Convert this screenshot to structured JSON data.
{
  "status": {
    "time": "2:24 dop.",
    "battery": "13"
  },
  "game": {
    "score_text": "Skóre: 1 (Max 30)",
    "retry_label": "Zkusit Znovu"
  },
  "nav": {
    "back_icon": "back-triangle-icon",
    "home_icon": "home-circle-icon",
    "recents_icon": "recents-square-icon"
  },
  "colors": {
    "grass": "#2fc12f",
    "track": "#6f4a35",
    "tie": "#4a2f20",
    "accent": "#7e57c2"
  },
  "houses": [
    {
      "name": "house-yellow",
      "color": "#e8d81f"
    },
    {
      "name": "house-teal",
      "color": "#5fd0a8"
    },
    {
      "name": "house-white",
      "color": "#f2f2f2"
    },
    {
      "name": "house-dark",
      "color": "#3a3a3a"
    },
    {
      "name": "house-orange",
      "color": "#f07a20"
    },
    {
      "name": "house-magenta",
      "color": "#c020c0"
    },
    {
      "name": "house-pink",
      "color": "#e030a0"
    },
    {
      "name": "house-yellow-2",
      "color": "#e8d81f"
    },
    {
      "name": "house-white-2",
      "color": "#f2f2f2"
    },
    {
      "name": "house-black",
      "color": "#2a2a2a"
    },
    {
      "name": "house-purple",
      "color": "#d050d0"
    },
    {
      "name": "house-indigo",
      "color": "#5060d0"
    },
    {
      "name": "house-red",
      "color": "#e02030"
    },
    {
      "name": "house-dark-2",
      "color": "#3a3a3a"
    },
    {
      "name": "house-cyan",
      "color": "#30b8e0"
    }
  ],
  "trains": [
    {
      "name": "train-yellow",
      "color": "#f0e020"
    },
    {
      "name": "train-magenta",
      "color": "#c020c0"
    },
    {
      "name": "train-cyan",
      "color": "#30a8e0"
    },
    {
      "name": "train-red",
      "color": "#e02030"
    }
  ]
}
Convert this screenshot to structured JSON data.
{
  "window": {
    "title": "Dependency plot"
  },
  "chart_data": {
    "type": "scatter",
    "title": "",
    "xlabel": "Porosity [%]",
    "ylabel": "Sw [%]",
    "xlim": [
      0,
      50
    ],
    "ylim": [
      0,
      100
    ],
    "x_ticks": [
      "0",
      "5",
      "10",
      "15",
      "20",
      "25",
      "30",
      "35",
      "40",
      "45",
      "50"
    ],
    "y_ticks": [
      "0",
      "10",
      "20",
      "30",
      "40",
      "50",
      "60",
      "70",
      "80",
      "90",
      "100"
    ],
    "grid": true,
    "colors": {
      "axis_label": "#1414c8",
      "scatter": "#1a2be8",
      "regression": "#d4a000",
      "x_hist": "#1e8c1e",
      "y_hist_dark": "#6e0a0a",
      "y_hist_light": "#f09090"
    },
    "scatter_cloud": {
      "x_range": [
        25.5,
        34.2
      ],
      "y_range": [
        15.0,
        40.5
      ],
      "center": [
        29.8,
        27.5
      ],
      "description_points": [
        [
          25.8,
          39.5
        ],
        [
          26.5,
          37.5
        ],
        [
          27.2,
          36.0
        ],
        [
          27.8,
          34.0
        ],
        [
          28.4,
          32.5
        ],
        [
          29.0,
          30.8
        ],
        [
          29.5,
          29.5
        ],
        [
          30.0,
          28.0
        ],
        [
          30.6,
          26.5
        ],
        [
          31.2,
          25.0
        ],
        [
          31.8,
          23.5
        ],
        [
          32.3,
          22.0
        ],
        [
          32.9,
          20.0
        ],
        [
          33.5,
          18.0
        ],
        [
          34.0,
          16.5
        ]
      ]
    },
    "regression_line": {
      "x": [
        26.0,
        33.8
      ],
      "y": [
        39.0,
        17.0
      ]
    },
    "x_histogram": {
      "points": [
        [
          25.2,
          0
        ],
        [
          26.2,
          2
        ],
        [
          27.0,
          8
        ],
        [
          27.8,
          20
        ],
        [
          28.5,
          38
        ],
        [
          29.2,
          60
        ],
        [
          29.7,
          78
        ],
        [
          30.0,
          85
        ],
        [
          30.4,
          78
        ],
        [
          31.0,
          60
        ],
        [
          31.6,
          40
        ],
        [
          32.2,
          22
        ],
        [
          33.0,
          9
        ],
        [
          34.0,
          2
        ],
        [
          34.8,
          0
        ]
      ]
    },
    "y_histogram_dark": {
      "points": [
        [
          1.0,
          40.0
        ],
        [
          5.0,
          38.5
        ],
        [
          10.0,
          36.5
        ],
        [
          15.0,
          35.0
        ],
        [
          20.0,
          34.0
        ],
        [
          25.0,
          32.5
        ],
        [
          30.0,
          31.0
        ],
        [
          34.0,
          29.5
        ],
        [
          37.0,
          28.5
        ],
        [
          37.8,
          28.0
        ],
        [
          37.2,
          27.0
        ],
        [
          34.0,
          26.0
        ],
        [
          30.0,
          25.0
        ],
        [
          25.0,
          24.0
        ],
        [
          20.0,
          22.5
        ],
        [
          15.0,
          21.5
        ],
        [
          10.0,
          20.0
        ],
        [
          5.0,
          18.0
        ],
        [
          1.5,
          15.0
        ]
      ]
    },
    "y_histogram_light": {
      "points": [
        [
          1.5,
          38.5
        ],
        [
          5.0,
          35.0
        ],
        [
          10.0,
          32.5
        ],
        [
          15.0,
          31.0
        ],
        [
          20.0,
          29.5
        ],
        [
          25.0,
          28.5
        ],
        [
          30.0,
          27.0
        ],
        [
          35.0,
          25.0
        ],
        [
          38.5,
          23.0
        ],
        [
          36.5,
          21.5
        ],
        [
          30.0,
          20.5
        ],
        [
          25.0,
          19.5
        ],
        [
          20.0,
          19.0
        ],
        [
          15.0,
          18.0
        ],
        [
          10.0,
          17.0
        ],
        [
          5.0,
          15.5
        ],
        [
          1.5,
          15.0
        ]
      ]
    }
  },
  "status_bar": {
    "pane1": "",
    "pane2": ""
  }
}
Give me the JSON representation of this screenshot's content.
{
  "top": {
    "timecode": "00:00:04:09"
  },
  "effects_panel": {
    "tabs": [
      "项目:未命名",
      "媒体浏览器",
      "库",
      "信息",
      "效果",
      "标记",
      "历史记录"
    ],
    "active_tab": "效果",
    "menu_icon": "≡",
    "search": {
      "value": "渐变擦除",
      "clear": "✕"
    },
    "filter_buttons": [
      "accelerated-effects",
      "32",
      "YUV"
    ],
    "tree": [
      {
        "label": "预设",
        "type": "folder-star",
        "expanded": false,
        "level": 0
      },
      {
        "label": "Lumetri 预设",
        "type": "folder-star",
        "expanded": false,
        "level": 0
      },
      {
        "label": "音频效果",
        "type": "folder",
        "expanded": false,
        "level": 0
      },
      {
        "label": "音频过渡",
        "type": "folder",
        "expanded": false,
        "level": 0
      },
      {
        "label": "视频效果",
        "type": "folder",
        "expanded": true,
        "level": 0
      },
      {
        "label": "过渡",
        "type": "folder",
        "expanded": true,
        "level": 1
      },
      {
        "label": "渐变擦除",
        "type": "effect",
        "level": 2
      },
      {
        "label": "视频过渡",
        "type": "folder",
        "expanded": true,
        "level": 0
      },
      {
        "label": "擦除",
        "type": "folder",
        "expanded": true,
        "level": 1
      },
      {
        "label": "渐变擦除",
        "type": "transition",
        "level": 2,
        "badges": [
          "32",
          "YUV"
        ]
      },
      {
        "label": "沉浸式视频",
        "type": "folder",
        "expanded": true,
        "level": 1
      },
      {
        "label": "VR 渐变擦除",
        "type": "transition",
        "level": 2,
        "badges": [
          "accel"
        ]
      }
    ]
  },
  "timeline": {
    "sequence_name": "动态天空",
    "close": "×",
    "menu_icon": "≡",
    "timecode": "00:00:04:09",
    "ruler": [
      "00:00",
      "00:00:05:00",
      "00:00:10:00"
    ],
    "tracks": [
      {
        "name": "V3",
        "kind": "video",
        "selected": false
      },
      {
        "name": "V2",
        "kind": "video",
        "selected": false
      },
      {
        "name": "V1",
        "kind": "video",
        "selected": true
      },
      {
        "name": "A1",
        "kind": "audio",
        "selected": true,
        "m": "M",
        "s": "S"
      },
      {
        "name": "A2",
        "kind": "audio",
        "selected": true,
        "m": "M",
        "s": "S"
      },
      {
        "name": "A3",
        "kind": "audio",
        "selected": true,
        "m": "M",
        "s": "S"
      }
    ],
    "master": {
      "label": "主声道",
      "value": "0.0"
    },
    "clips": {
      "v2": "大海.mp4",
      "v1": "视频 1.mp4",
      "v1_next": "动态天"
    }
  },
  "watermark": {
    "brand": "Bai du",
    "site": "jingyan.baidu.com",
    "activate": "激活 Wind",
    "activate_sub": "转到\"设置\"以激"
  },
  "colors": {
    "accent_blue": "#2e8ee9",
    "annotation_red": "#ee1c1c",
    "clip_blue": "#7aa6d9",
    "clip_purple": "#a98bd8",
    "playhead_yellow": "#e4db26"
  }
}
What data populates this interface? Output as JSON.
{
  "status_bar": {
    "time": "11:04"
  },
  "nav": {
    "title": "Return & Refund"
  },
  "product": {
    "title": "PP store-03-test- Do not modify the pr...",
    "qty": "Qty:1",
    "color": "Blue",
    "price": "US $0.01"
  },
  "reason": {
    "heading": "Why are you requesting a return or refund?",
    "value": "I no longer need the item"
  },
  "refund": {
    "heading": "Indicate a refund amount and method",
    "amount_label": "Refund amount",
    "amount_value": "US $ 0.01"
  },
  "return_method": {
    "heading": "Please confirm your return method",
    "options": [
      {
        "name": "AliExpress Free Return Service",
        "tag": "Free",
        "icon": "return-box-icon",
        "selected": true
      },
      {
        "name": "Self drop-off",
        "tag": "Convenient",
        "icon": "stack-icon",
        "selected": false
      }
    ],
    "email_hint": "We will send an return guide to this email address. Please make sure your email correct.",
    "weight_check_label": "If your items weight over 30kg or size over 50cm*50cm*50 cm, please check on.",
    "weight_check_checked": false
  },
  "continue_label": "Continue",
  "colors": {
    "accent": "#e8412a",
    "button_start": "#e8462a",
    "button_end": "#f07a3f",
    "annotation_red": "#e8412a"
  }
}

__Task description__
Begin with the line that contains "What data populates" and set down each line exactly until the records above end, including the final line.

__Result for this task__
What data populates this interface? Output as JSON.
{
  "status_bar": {
    "time": "11:04"
  },
  "nav": {
    "title": "Return & Refund"
  },
  "product": {
    "title": "PP store-03-test- Do not modify the pr...",
    "qty": "Qty:1",
    "color": "Blue",
    "price": "US $0.01"
  },
  "reason": {
    "heading": "Why are you requesting a return or refund?",
    "value": "I no longer need the item"
  },
  "refund": {
    "heading": "Indicate a refund amount and method",
    "amount_label": "Refund amount",
    "amount_value": "US $ 0.01"
  },
  "return_method": {
    "heading": "Please confirm your return method",
    "options": [
      {
        "name": "AliExpress Free Return Service",
        "tag": "Free",
        "icon": "return-box-icon",
        "selected": true
      },
      {
        "name": "Self drop-off",
        "tag": "Convenient",
        "icon": "stack-icon",
        "selected": false
      }
    ],
    "email_hint": "We will send an return guide to this email address. Please make sure your email correct.",
    "weight_check_label": "If your items weight over 30kg or size over 50cm*50cm*50 cm, please check on.",
    "weight_check_checked": false
  },
  "continue_label": "Continue",
  "colors": {
    "accent": "#e8412a",
    "button_start": "#e8462a",
    "button_end": "#f07a3f",
    "annotation_red": "#e8412a"
  }
}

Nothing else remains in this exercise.